• **Task directions**: Please print all of the material below, word for word.

• **Task input**:
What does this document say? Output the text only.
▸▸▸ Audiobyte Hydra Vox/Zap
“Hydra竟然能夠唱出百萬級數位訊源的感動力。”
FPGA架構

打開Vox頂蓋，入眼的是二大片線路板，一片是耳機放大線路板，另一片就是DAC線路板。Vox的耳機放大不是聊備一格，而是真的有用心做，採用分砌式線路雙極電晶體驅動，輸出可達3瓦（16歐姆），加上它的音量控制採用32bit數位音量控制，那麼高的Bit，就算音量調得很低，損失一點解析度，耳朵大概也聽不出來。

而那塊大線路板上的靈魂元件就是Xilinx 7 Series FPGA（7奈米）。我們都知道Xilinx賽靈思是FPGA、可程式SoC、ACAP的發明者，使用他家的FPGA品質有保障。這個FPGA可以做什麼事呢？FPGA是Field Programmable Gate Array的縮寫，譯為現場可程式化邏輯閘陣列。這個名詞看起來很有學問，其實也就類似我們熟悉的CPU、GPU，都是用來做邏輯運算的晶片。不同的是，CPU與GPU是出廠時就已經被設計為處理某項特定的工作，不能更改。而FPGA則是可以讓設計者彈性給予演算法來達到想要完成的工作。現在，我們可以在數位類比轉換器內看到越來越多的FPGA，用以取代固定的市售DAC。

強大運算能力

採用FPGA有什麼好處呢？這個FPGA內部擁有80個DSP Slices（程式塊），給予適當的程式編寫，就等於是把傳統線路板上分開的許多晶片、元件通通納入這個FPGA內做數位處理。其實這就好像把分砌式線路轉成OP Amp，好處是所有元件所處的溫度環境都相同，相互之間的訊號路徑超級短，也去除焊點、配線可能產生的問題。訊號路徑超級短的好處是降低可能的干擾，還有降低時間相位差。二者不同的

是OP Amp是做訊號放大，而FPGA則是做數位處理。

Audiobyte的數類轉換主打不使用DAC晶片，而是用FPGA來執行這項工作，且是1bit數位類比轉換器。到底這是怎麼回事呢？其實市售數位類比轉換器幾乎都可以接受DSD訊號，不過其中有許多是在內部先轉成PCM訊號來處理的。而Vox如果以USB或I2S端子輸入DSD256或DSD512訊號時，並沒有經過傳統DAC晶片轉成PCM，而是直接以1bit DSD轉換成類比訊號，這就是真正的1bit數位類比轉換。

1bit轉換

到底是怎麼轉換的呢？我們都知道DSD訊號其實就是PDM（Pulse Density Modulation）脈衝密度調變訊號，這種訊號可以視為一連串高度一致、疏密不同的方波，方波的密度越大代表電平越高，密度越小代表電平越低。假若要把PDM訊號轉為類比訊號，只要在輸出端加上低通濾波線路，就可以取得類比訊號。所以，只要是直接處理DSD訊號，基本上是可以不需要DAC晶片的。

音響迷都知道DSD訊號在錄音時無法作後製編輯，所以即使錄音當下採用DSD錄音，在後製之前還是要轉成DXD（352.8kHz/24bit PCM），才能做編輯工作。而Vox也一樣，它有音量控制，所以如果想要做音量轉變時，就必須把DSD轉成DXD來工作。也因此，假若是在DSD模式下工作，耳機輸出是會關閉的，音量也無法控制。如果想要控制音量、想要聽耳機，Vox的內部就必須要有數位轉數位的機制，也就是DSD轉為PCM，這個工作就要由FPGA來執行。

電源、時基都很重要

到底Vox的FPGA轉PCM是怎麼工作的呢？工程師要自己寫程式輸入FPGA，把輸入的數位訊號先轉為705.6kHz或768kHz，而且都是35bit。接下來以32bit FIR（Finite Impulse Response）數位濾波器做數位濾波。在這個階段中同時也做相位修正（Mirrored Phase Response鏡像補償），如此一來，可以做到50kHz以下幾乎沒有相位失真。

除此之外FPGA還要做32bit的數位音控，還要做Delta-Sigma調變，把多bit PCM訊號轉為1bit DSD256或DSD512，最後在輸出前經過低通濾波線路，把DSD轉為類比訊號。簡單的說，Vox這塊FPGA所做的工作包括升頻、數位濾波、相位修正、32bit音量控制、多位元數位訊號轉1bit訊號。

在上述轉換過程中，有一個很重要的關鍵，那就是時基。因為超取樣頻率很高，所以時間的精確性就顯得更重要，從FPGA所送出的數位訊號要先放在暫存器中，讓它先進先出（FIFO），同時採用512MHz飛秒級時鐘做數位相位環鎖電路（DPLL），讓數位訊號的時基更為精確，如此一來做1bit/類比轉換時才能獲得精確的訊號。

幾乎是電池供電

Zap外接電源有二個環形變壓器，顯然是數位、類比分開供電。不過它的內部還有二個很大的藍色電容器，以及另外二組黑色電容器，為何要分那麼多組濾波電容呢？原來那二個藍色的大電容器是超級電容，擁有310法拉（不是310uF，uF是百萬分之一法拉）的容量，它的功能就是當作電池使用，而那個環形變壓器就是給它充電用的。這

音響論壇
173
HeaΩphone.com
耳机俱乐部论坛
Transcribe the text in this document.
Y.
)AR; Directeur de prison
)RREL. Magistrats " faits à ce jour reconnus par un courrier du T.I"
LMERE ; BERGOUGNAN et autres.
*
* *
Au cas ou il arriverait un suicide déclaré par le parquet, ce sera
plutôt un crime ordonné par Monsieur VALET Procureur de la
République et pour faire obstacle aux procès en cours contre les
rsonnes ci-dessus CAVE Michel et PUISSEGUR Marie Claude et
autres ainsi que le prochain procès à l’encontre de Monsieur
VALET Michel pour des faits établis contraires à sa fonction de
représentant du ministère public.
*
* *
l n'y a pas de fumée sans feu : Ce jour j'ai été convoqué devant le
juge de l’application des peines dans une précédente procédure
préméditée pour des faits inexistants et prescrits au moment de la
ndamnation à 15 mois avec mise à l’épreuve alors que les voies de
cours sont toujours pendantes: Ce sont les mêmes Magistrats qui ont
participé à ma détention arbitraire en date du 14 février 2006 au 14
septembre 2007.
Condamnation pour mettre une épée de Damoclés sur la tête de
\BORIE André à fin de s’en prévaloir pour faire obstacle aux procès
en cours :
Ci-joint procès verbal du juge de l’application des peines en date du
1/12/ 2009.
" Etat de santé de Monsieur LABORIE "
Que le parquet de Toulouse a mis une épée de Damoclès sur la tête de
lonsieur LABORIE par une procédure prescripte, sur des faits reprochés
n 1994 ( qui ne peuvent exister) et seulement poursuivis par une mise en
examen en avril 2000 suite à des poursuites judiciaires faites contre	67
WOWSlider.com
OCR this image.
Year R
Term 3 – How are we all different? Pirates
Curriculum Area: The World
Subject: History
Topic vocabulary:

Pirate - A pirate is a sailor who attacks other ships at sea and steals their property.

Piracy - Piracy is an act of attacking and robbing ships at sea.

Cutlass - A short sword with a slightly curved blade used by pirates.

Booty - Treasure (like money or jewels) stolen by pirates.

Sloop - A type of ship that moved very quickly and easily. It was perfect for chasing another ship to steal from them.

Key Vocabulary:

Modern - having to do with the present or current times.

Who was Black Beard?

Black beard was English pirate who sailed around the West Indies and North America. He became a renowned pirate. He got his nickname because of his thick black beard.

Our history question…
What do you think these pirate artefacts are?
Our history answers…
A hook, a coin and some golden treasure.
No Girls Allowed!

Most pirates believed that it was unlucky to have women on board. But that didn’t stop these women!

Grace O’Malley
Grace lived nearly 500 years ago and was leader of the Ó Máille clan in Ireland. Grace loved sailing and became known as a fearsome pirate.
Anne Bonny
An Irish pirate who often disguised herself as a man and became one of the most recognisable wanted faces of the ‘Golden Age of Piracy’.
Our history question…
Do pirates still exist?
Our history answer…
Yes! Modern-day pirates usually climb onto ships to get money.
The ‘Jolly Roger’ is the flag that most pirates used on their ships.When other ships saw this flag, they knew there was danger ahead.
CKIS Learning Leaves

• **Written answer**:
What does this document say? Output the text only.
▸▸▸ Audiobyte Hydra Vox/Zap
“Hydra竟然能夠唱出百萬級數位訊源的感動力。”
FPGA架構

打開Vox頂蓋，入眼的是二大片線路板，一片是耳機放大線路板，另一片就是DAC線路板。Vox的耳機放大不是聊備一格，而是真的有用心做，採用分砌式線路雙極電晶體驅動，輸出可達3瓦（16歐姆），加上它的音量控制採用32bit數位音量控制，那麼高的Bit，就算音量調得很低，損失一點解析度，耳朵大概也聽不出來。

而那塊大線路板上的靈魂元件就是Xilinx 7 Series FPGA（7奈米）。我們都知道Xilinx賽靈思是FPGA、可程式SoC、ACAP的發明者，使用他家的FPGA品質有保障。這個FPGA可以做什麼事呢？FPGA是Field Programmable Gate Array的縮寫，譯為現場可程式化邏輯閘陣列。這個名詞看起來很有學問，其實也就類似我們熟悉的CPU、GPU，都是用來做邏輯運算的晶片。不同的是，CPU與GPU是出廠時就已經被設計為處理某項特定的工作，不能更改。而FPGA則是可以讓設計者彈性給予演算法來達到想要完成的工作。現在，我們可以在數位類比轉換器內看到越來越多的FPGA，用以取代固定的市售DAC。

強大運算能力

採用FPGA有什麼好處呢？這個FPGA內部擁有80個DSP Slices（程式塊），給予適當的程式編寫，就等於是把傳統線路板上分開的許多晶片、元件通通納入這個FPGA內做數位處理。其實這就好像把分砌式線路轉成OP Amp，好處是所有元件所處的溫度環境都相同，相互之間的訊號路徑超級短，也去除焊點、配線可能產生的問題。訊號路徑超級短的好處是降低可能的干擾，還有降低時間相位差。二者不同的

是OP Amp是做訊號放大，而FPGA則是做數位處理。

Audiobyte的數類轉換主打不使用DAC晶片，而是用FPGA來執行這項工作，且是1bit數位類比轉換器。到底這是怎麼回事呢？其實市售數位類比轉換器幾乎都可以接受DSD訊號，不過其中有許多是在內部先轉成PCM訊號來處理的。而Vox如果以USB或I2S端子輸入DSD256或DSD512訊號時，並沒有經過傳統DAC晶片轉成PCM，而是直接以1bit DSD轉換成類比訊號，這就是真正的1bit數位類比轉換。

1bit轉換

到底是怎麼轉換的呢？我們都知道DSD訊號其實就是PDM（Pulse Density Modulation）脈衝密度調變訊號，這種訊號可以視為一連串高度一致、疏密不同的方波，方波的密度越大代表電平越高，密度越小代表電平越低。假若要把PDM訊號轉為類比訊號，只要在輸出端加上低通濾波線路，就可以取得類比訊號。所以，只要是直接處理DSD訊號，基本上是可以不需要DAC晶片的。

音響迷都知道DSD訊號在錄音時無法作後製編輯，所以即使錄音當下採用DSD錄音，在後製之前還是要轉成DXD（352.8kHz/24bit PCM），才能做編輯工作。而Vox也一樣，它有音量控制，所以如果想要做音量轉變時，就必須把DSD轉成DXD來工作。也因此，假若是在DSD模式下工作，耳機輸出是會關閉的，音量也無法控制。如果想要控制音量、想要聽耳機，Vox的內部就必須要有數位轉數位的機制，也就是DSD轉為PCM，這個工作就要由FPGA來執行。

電源、時基都很重要

到底Vox的FPGA轉PCM是怎麼工作的呢？工程師要自己寫程式輸入FPGA，把輸入的數位訊號先轉為705.6kHz或768kHz，而且都是35bit。接下來以32bit FIR（Finite Impulse Response）數位濾波器做數位濾波。在這個階段中同時也做相位修正（Mirrored Phase Response鏡像補償），如此一來，可以做到50kHz以下幾乎沒有相位失真。

除此之外FPGA還要做32bit的數位音控，還要做Delta-Sigma調變，把多bit PCM訊號轉為1bit DSD256或DSD512，最後在輸出前經過低通濾波線路，把DSD轉為類比訊號。簡單的說，Vox這塊FPGA所做的工作包括升頻、數位濾波、相位修正、32bit音量控制、多位元數位訊號轉1bit訊號。

在上述轉換過程中，有一個很重要的關鍵，那就是時基。因為超取樣頻率很高，所以時間的精確性就顯得更重要，從FPGA所送出的數位訊號要先放在暫存器中，讓它先進先出（FIFO），同時採用512MHz飛秒級時鐘做數位相位環鎖電路（DPLL），讓數位訊號的時基更為精確，如此一來做1bit/類比轉換時才能獲得精確的訊號。

幾乎是電池供電

Zap外接電源有二個環形變壓器，顯然是數位、類比分開供電。不過它的內部還有二個很大的藍色電容器，以及另外二組黑色電容器，為何要分那麼多組濾波電容呢？原來那二個藍色的大電容器是超級電容，擁有310法拉（不是310uF，uF是百萬分之一法拉）的容量，它的功能就是當作電池使用，而那個環形變壓器就是給它充電用的。這

音響論壇
173
HeaΩphone.com
耳机俱乐部论坛
Transcribe the text in this document.
Y.
)AR; Directeur de prison
)RREL. Magistrats " faits à ce jour reconnus par un courrier du T.I"
LMERE ; BERGOUGNAN et autres.
*
* *
Au cas ou il arriverait un suicide déclaré par le parquet, ce sera
plutôt un crime ordonné par Monsieur VALET Procureur de la
République et pour faire obstacle aux procès en cours contre les
rsonnes ci-dessus CAVE Michel et PUISSEGUR Marie Claude et
autres ainsi que le prochain procès à l’encontre de Monsieur
VALET Michel pour des faits établis contraires à sa fonction de
représentant du ministère public.
*
* *
l n'y a pas de fumée sans feu : Ce jour j'ai été convoqué devant le
juge de l’application des peines dans une précédente procédure
préméditée pour des faits inexistants et prescrits au moment de la
ndamnation à 15 mois avec mise à l’épreuve alors que les voies de
cours sont toujours pendantes: Ce sont les mêmes Magistrats qui ont
participé à ma détention arbitraire en date du 14 février 2006 au 14
septembre 2007.
Condamnation pour mettre une épée de Damoclés sur la tête de
\BORIE André à fin de s’en prévaloir pour faire obstacle aux procès
en cours :
Ci-joint procès verbal du juge de l’application des peines en date du
1/12/ 2009.
" Etat de santé de Monsieur LABORIE "
Que le parquet de Toulouse a mis une épée de Damoclès sur la tête de
lonsieur LABORIE par une procédure prescripte, sur des faits reprochés
n 1994 ( qui ne peuvent exister) et seulement poursuivis par une mise en
examen en avril 2000 suite à des poursuites judiciaires faites contre	67
WOWSlider.com
OCR this image.
Year R
Term 3 – How are we all different? Pirates
Curriculum Area: The World
Subject: History
Topic vocabulary:

Pirate - A pirate is a sailor who attacks other ships at sea and steals their property.

Piracy - Piracy is an act of attacking and robbing ships at sea.

Cutlass - A short sword with a slightly curved blade used by pirates.

Booty - Treasure (like money or jewels) stolen by pirates.

Sloop - A type of ship that moved very quickly and easily. It was perfect for chasing another ship to steal from them.

Key Vocabulary:

Modern - having to do with the present or current times.

Who was Black Beard?

Black beard was English pirate who sailed around the West Indies and North America. He became a renowned pirate. He got his nickname because of his thick black beard.

Our history question…
What do you think these pirate artefacts are?
Our history answers…
A hook, a coin and some golden treasure.
No Girls Allowed!

Most pirates believed that it was unlucky to have women on board. But that didn’t stop these women!

Grace O’Malley
Grace lived nearly 500 years ago and was leader of the Ó Máille clan in Ireland. Grace loved sailing and became known as a fearsome pirate.
Anne Bonny
An Irish pirate who often disguised herself as a man and became one of the most recognisable wanted faces of the ‘Golden Age of Piracy’.
Our history question…
Do pirates still exist?
Our history answer…
Yes! Modern-day pirates usually climb onto ships to get money.
The ‘Jolly Roger’ is the flag that most pirates used on their ships.When other ships saw this flag, they knew there was danger ahead.
CKIS Learning Leaves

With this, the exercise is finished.